Texte fourni:

┄┄┄┄┄┄

Le défi principal pour l’enseignant-chercheur qui se lance dans la pratique de la classe inversée à l’université est de motiver les étudiants à étudier sérieusement leur cours avant de venir le travailler autrement en « classe ». Mais ce travail de fond, toujours assez long, lui sera profitable pour la suite de son enseignement.
D’abord, un grand coup de gueule !
Comment préparer un « bon » cours, qui apporte des connaissances bien comprises, des méthodes de réflexion transposables… qu’il soit en classe inversée ou non ? S’agit-il de faire visionner aux étudiants une suite de diapositives qui ne relatent que des résultats avec très peu d’expériences qui les démontrent sans problématique clairement définie et ainsi de leur donner à voir une science dogmatique qui ne semble pas pouvoir évoluer ? Ou s’agit-il de raconter la longue enquête des chercheurs lancés à l’assaut d’une question qui les passionnait afin de former des esprits prêts à acquérir des savoirs mais aussi à réfléchir ? Serait-il possible de ne plus jamais voir la première option dans les amphithéâtres ?
Enseigner à raisonner comme en recherche, est-ce si compliqué ? Apparemment oui.

┄┄┄┄┄┄

Section des données:
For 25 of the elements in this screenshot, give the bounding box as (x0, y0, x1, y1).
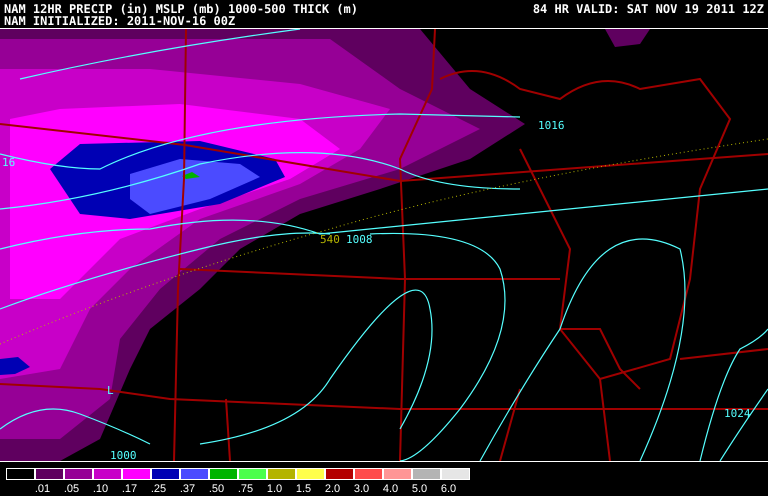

┄┄┄┄┄┄

Consigne A: D'après le texte fourni, quel défi principal attend l'enseignant-chercheur qui adopte la classe inversée à l'université ?
Consigne B: Rédigez la suite du texte fourni sur la classe inversée à l'université, en partant de sa dernière phrase.

Réponse A: Il doit motiver les étudiants à étudier sérieusement leur cours avant de venir le travailler autrement en « classe ».

Réponse B:
Il est assez difficile de comprendre pourquoi des enseignant-chercheurs qui ont suivi un long temps d’apprentissage à la recherche avant d’être recrutés, lors de leur thèse puis de leurs post-doctorats, et qui ont même quelquefois de longues années de recherche derrière eux, oublient qu’ils sont chercheurs une fois devant des étudiants. La pratique de la recherche est pourtant une formidable formation à l’enseignement. Une des explications possibles est qu’ils ont dans leur tête un schéma faux de la façon dont se construit un savoir. On peut ajouter leur tentation de prendre des images toutes faites sur internet pour préparer vite leurs enseignements et garder du temps pour leur recherche. Il serait utile de proposer aux maîtres de conférences, dès leur recrutement, de réfléchir sur que sont les objectifs d’un cours (faire accumuler des savoirs ou faire aussi réfléchir, analyser, imaginer, inventer) et de valoriser leur travail d’enseignement dans les évaluations. Cela rendrait les enseignants et les étudiants beaucoup plus heureux.
Fabriquer une vidéo de cours qui donne envie d’apprendre
Avec un peu d’ingéniosité et un simple smartphone ou avec l’aide d’un service universitaire dédié capable de produire des animations, les enseignants-chercheurs peuvent fabriquer des vidéos de cours attrayantes, parfois remarquables [1]. Une alternative est d’insérer dans les diaporamas des vidéos de MOOC, des vidéos disponibles sur youtube (TEDed, Khan academy), des extraits d’enregistrements audios de conférences ou d’interviews de chercheurs, ou toute autre source d’information jugée pertinente par l’enseignant.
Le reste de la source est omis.